Written exercise:
Copy out each line of the material in which the word "text" appears.

## BEGIN

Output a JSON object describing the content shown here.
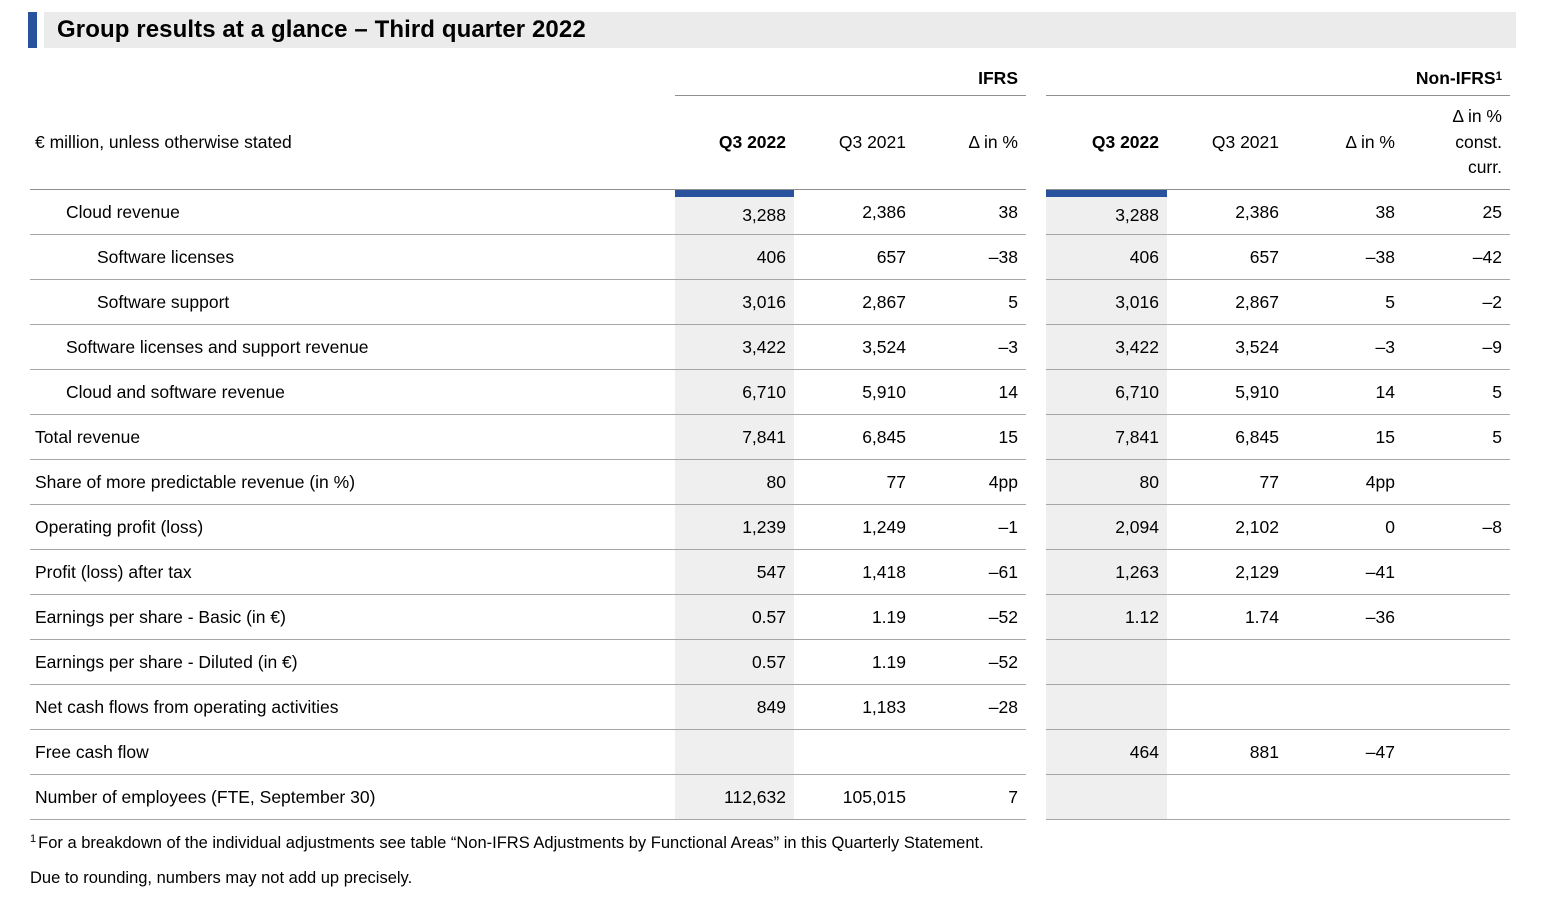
{
  "title": "Group results at a glance – Third quarter 2022",
  "table": {
    "unit_label": "€ million, unless otherwise stated",
    "ifrs_group": {
      "label": "IFRS",
      "columns": [
        "Q3 2022",
        "Q3 2021",
        "Δ in %"
      ]
    },
    "non_ifrs_group": {
      "label": "Non-IFRS",
      "sup": "1",
      "columns": [
        "Q3 2022",
        "Q3 2021",
        "Δ in %"
      ],
      "last_column_lines": [
        "Δ in %",
        "const.",
        "curr."
      ]
    },
    "rows": [
      {
        "label": "Cloud revenue",
        "indent": 1,
        "ifrs": [
          "3,288",
          "2,386",
          "38"
        ],
        "non_ifrs": [
          "3,288",
          "2,386",
          "38",
          "25"
        ]
      },
      {
        "label": "Software licenses",
        "indent": 2,
        "ifrs": [
          "406",
          "657",
          "–38"
        ],
        "non_ifrs": [
          "406",
          "657",
          "–38",
          "–42"
        ]
      },
      {
        "label": "Software support",
        "indent": 2,
        "ifrs": [
          "3,016",
          "2,867",
          "5"
        ],
        "non_ifrs": [
          "3,016",
          "2,867",
          "5",
          "–2"
        ]
      },
      {
        "label": "Software licenses and support revenue",
        "indent": 1,
        "ifrs": [
          "3,422",
          "3,524",
          "–3"
        ],
        "non_ifrs": [
          "3,422",
          "3,524",
          "–3",
          "–9"
        ]
      },
      {
        "label": "Cloud and software revenue",
        "indent": 1,
        "ifrs": [
          "6,710",
          "5,910",
          "14"
        ],
        "non_ifrs": [
          "6,710",
          "5,910",
          "14",
          "5"
        ]
      },
      {
        "label": "Total revenue",
        "indent": 0,
        "ifrs": [
          "7,841",
          "6,845",
          "15"
        ],
        "non_ifrs": [
          "7,841",
          "6,845",
          "15",
          "5"
        ]
      },
      {
        "label": "Share of more predictable revenue (in %)",
        "indent": 0,
        "ifrs": [
          "80",
          "77",
          "4pp"
        ],
        "non_ifrs": [
          "80",
          "77",
          "4pp",
          ""
        ]
      },
      {
        "label": "Operating profit (loss)",
        "indent": 0,
        "ifrs": [
          "1,239",
          "1,249",
          "–1"
        ],
        "non_ifrs": [
          "2,094",
          "2,102",
          "0",
          "–8"
        ]
      },
      {
        "label": "Profit (loss) after tax",
        "indent": 0,
        "ifrs": [
          "547",
          "1,418",
          "–61"
        ],
        "non_ifrs": [
          "1,263",
          "2,129",
          "–41",
          ""
        ]
      },
      {
        "label": "Earnings per share - Basic (in €)",
        "indent": 0,
        "ifrs": [
          "0.57",
          "1.19",
          "–52"
        ],
        "non_ifrs": [
          "1.12",
          "1.74",
          "–36",
          ""
        ]
      },
      {
        "label": "Earnings per share - Diluted (in €)",
        "indent": 0,
        "ifrs": [
          "0.57",
          "1.19",
          "–52"
        ],
        "non_ifrs": [
          "",
          "",
          "",
          ""
        ]
      },
      {
        "label": "Net cash flows from operating activities",
        "indent": 0,
        "ifrs": [
          "849",
          "1,183",
          "–28"
        ],
        "non_ifrs": [
          "",
          "",
          "",
          ""
        ]
      },
      {
        "label": "Free cash flow",
        "indent": 0,
        "ifrs": [
          "",
          "",
          ""
        ],
        "non_ifrs": [
          "464",
          "881",
          "–47",
          ""
        ]
      },
      {
        "label": "Number of employees (FTE, September 30)",
        "indent": 0,
        "ifrs": [
          "112,632",
          "105,015",
          "7"
        ],
        "non_ifrs": [
          "",
          "",
          "",
          ""
        ]
      }
    ]
  },
  "footnotes": [
    {
      "sup": "1",
      "text": "For a breakdown of the individual adjustments see table “Non-IFRS Adjustments by Functional Areas” in this Quarterly Statement."
    },
    {
      "sup": "",
      "text": "Due to rounding, numbers may not add up precisely."
    }
  ],
  "colors": {
    "accent_blue": "#28529e",
    "title_background": "#ebebeb",
    "highlight_column_background": "#efefef",
    "row_line": "#a6a6a6"
  }
}
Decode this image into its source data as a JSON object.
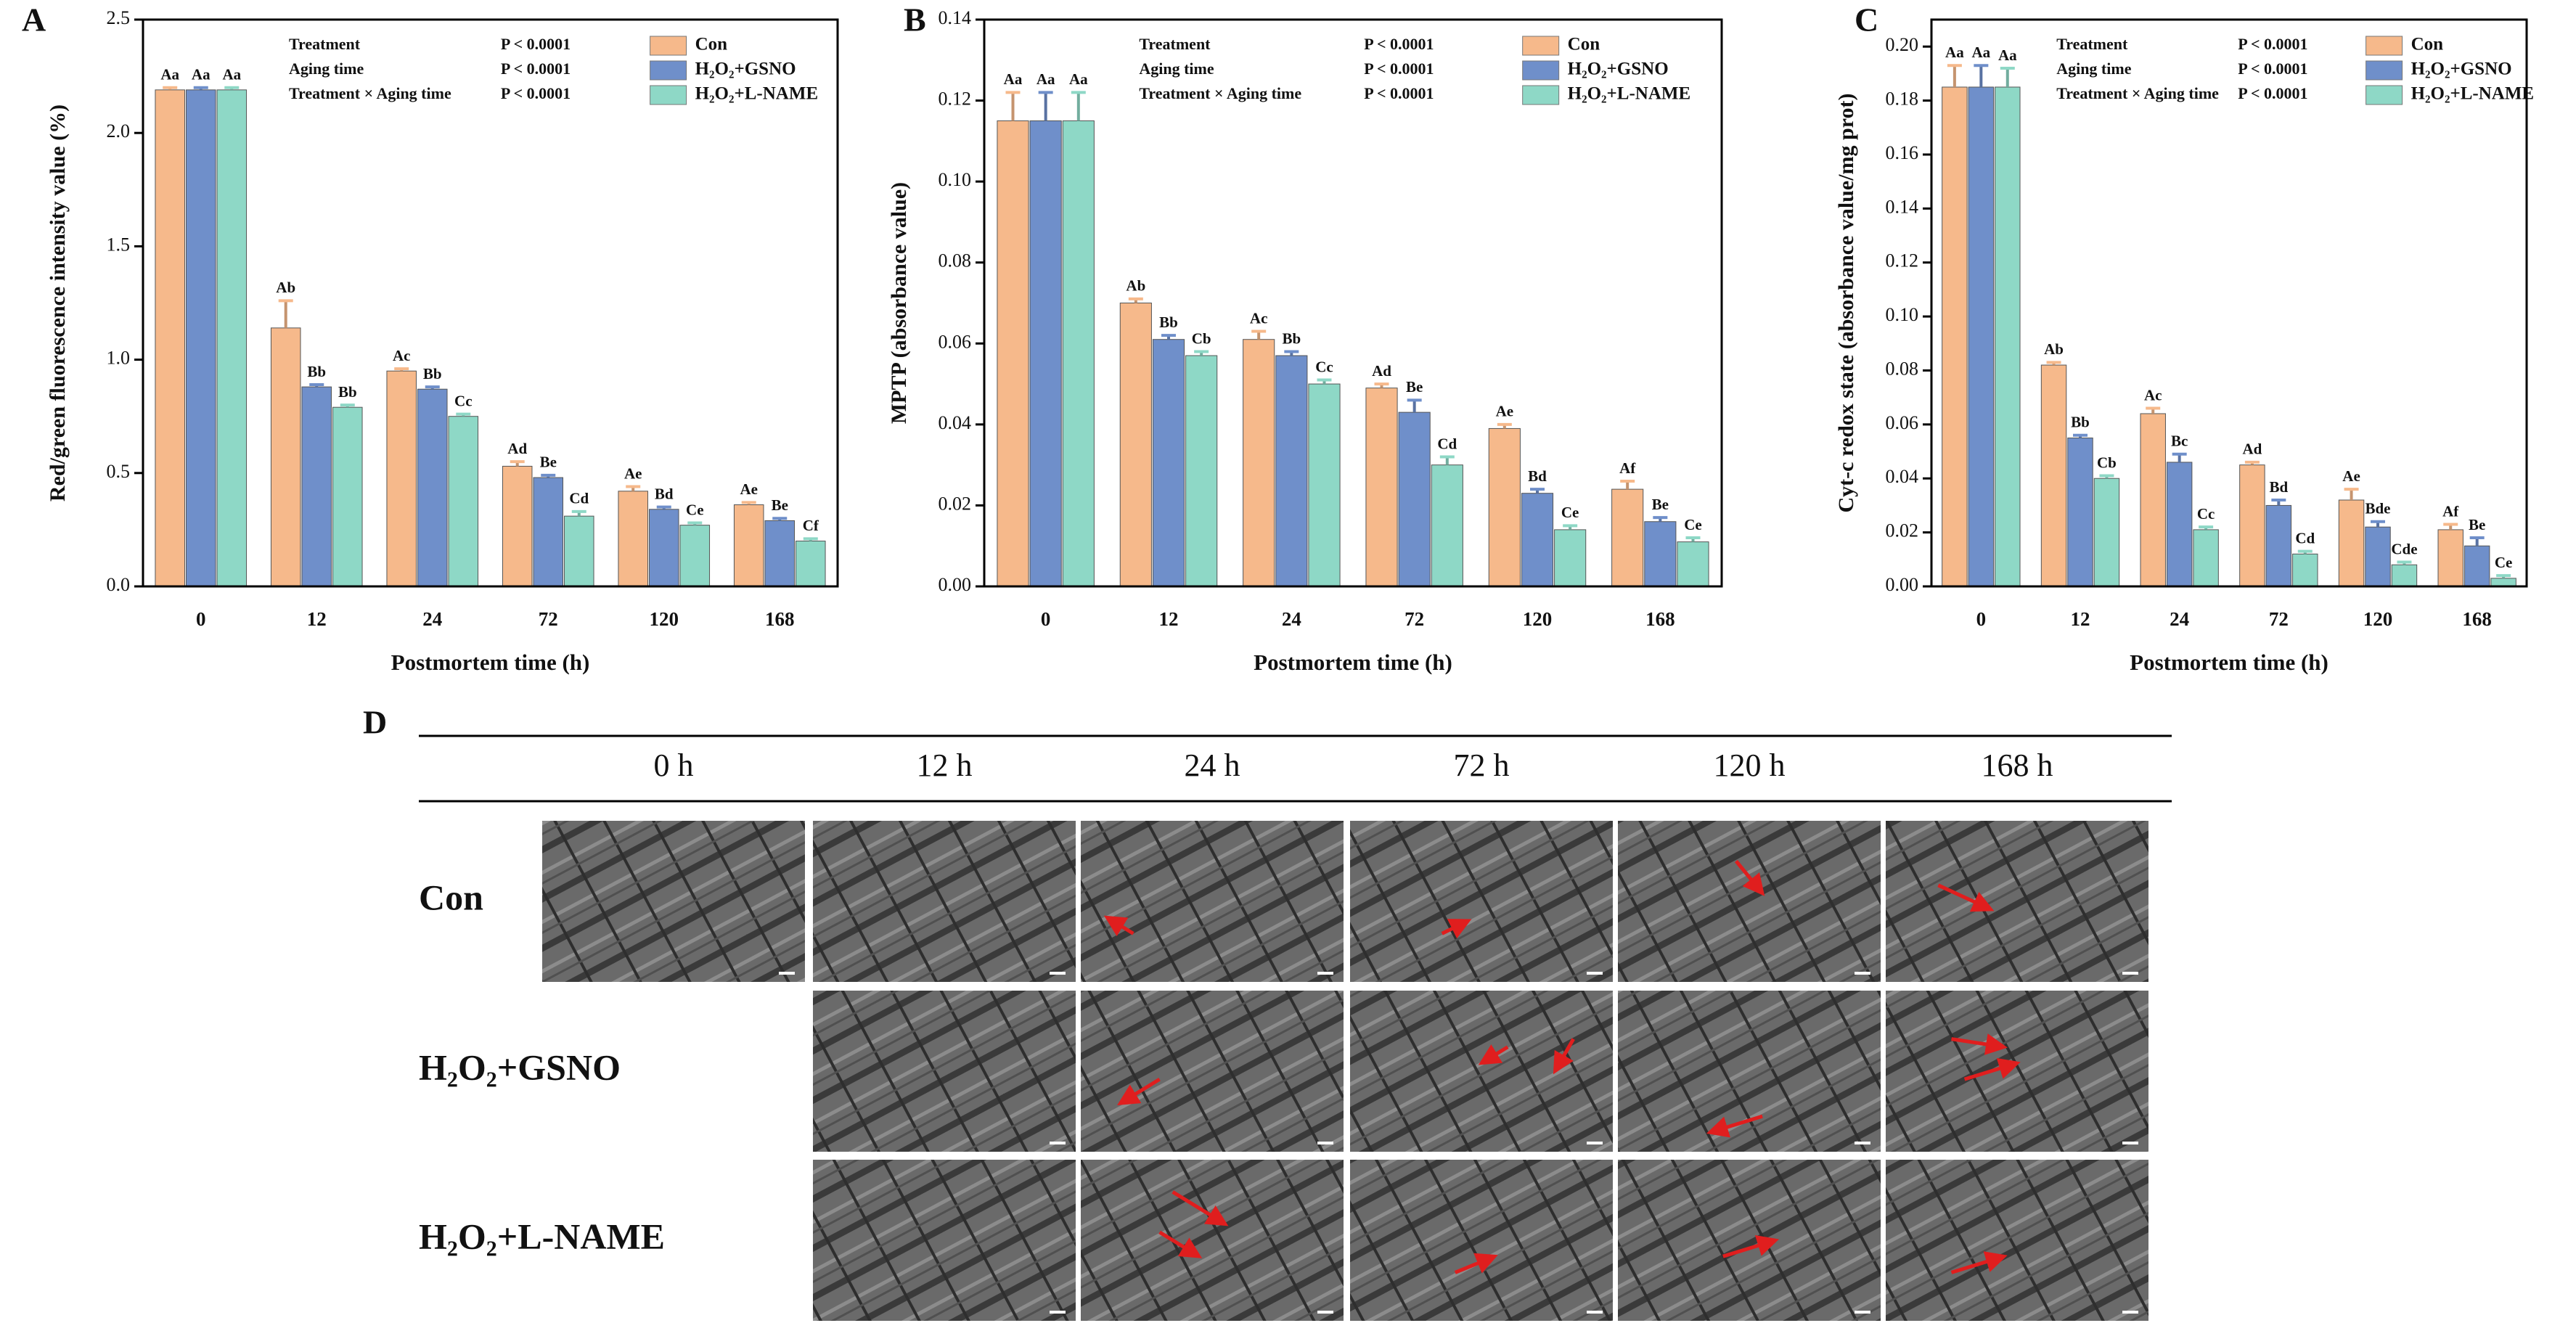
{
  "chart_data": [
    {
      "type": "bar",
      "panel": "A",
      "ylabel": "Red/green fluorescence intensity value (%)",
      "xlabel": "Postmortem time (h)",
      "categories": [
        "0",
        "12",
        "24",
        "72",
        "120",
        "168"
      ],
      "ylim": [
        0,
        2.5
      ],
      "yticks": [
        {
          "value": 0,
          "label": "0.0"
        },
        0.5,
        {
          "value": 1,
          "label": "1.0"
        },
        1.5,
        {
          "value": 2,
          "label": "2.0"
        },
        2.5
      ],
      "stats": [
        {
          "term": "Treatment",
          "p": "P < 0.0001"
        },
        {
          "term": "Aging time",
          "p": "P < 0.0001"
        },
        {
          "term": "Treatment × Aging time",
          "p": "P < 0.0001"
        }
      ],
      "series": [
        {
          "name": "Con",
          "color": "#f6b98b",
          "values": [
            2.19,
            1.14,
            0.95,
            0.53,
            0.42,
            0.36
          ],
          "errors": [
            0.01,
            0.12,
            0.01,
            0.02,
            0.02,
            0.01
          ],
          "letters": [
            "Aa",
            "Ab",
            "Ac",
            "Ad",
            "Ae",
            "Ae"
          ]
        },
        {
          "name": "H₂O₂+GSNO",
          "color": "#6f8fca",
          "values": [
            2.19,
            0.88,
            0.87,
            0.48,
            0.34,
            0.29
          ],
          "errors": [
            0.01,
            0.01,
            0.01,
            0.01,
            0.01,
            0.01
          ],
          "letters": [
            "Aa",
            "Bb",
            "Bb",
            "Be",
            "Bd",
            "Be"
          ]
        },
        {
          "name": "H₂O₂+L-NAME",
          "color": "#8ed8c6",
          "values": [
            2.19,
            0.79,
            0.75,
            0.31,
            0.27,
            0.2
          ],
          "errors": [
            0.01,
            0.01,
            0.01,
            0.02,
            0.01,
            0.01
          ],
          "letters": [
            "Aa",
            "Bb",
            "Cc",
            "Cd",
            "Ce",
            "Cf"
          ]
        }
      ]
    },
    {
      "type": "bar",
      "panel": "B",
      "ylabel": "MPTP (absorbance value)",
      "xlabel": "Postmortem time (h)",
      "categories": [
        "0",
        "12",
        "24",
        "72",
        "120",
        "168"
      ],
      "ylim": [
        0,
        0.14
      ],
      "yticks": [
        {
          "value": 0,
          "label": "0.00"
        },
        0.02,
        0.04,
        0.06,
        0.08,
        {
          "value": 0.1,
          "label": "0.10"
        },
        0.12,
        0.14
      ],
      "stats": [
        {
          "term": "Treatment",
          "p": "P < 0.0001"
        },
        {
          "term": "Aging time",
          "p": "P < 0.0001"
        },
        {
          "term": "Treatment × Aging time",
          "p": "P < 0.0001"
        }
      ],
      "series": [
        {
          "name": "Con",
          "color": "#f6b98b",
          "values": [
            0.115,
            0.07,
            0.061,
            0.049,
            0.039,
            0.024
          ],
          "errors": [
            0.007,
            0.001,
            0.002,
            0.001,
            0.001,
            0.002
          ],
          "letters": [
            "Aa",
            "Ab",
            "Ac",
            "Ad",
            "Ae",
            "Af"
          ]
        },
        {
          "name": "H₂O₂+GSNO",
          "color": "#6f8fca",
          "values": [
            0.115,
            0.061,
            0.057,
            0.043,
            0.023,
            0.016
          ],
          "errors": [
            0.007,
            0.001,
            0.001,
            0.003,
            0.001,
            0.001
          ],
          "letters": [
            "Aa",
            "Bb",
            "Bb",
            "Be",
            "Bd",
            "Be"
          ]
        },
        {
          "name": "H₂O₂+L-NAME",
          "color": "#8ed8c6",
          "values": [
            0.115,
            0.057,
            0.05,
            0.03,
            0.014,
            0.011
          ],
          "errors": [
            0.007,
            0.001,
            0.001,
            0.002,
            0.001,
            0.001
          ],
          "letters": [
            "Aa",
            "Cb",
            "Cc",
            "Cd",
            "Ce",
            "Ce"
          ]
        }
      ]
    },
    {
      "type": "bar",
      "panel": "C",
      "ylabel": "Cyt-c redox state (absorbance value/mg prot)",
      "xlabel": "Postmortem time (h)",
      "categories": [
        "0",
        "12",
        "24",
        "72",
        "120",
        "168"
      ],
      "ylim": [
        0,
        0.21
      ],
      "yticks": [
        {
          "value": 0,
          "label": "0.00"
        },
        0.02,
        0.04,
        0.06,
        0.08,
        {
          "value": 0.1,
          "label": "0.10"
        },
        0.12,
        0.14,
        0.16,
        0.18,
        {
          "value": 0.2,
          "label": "0.20"
        }
      ],
      "stats": [
        {
          "term": "Treatment",
          "p": "P < 0.0001"
        },
        {
          "term": "Aging time",
          "p": "P < 0.0001"
        },
        {
          "term": "Treatment × Aging time",
          "p": "P < 0.0001"
        }
      ],
      "series": [
        {
          "name": "Con",
          "color": "#f6b98b",
          "values": [
            0.185,
            0.082,
            0.064,
            0.045,
            0.032,
            0.021
          ],
          "errors": [
            0.008,
            0.001,
            0.002,
            0.001,
            0.004,
            0.002
          ],
          "letters": [
            "Aa",
            "Ab",
            "Ac",
            "Ad",
            "Ae",
            "Af"
          ]
        },
        {
          "name": "H₂O₂+GSNO",
          "color": "#6f8fca",
          "values": [
            0.185,
            0.055,
            0.046,
            0.03,
            0.022,
            0.015
          ],
          "errors": [
            0.008,
            0.001,
            0.003,
            0.002,
            0.002,
            0.003
          ],
          "letters": [
            "Aa",
            "Bb",
            "Bc",
            "Bd",
            "Bde",
            "Be"
          ]
        },
        {
          "name": "H₂O₂+L-NAME",
          "color": "#8ed8c6",
          "values": [
            0.185,
            0.04,
            0.021,
            0.012,
            0.008,
            0.003
          ],
          "errors": [
            0.007,
            0.001,
            0.001,
            0.001,
            0.001,
            0.001
          ],
          "letters": [
            "Aa",
            "Cb",
            "Cc",
            "Cd",
            "Cde",
            "Ce"
          ]
        }
      ]
    }
  ],
  "panel_d": {
    "label": "D",
    "columns": [
      "0 h",
      "12 h",
      "24 h",
      "72 h",
      "120 h",
      "168 h"
    ],
    "rows": [
      "Con",
      "H₂O₂+GSNO",
      "H₂O₂+L-NAME"
    ]
  }
}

## END

Exercise result:
      "text": "For a breakdown of the individual adjustments see table “Non-IFRS Adjustments by Functional Areas” in this Quarterly Statement."
      "text": "Due to rounding, numbers may not add up precisely."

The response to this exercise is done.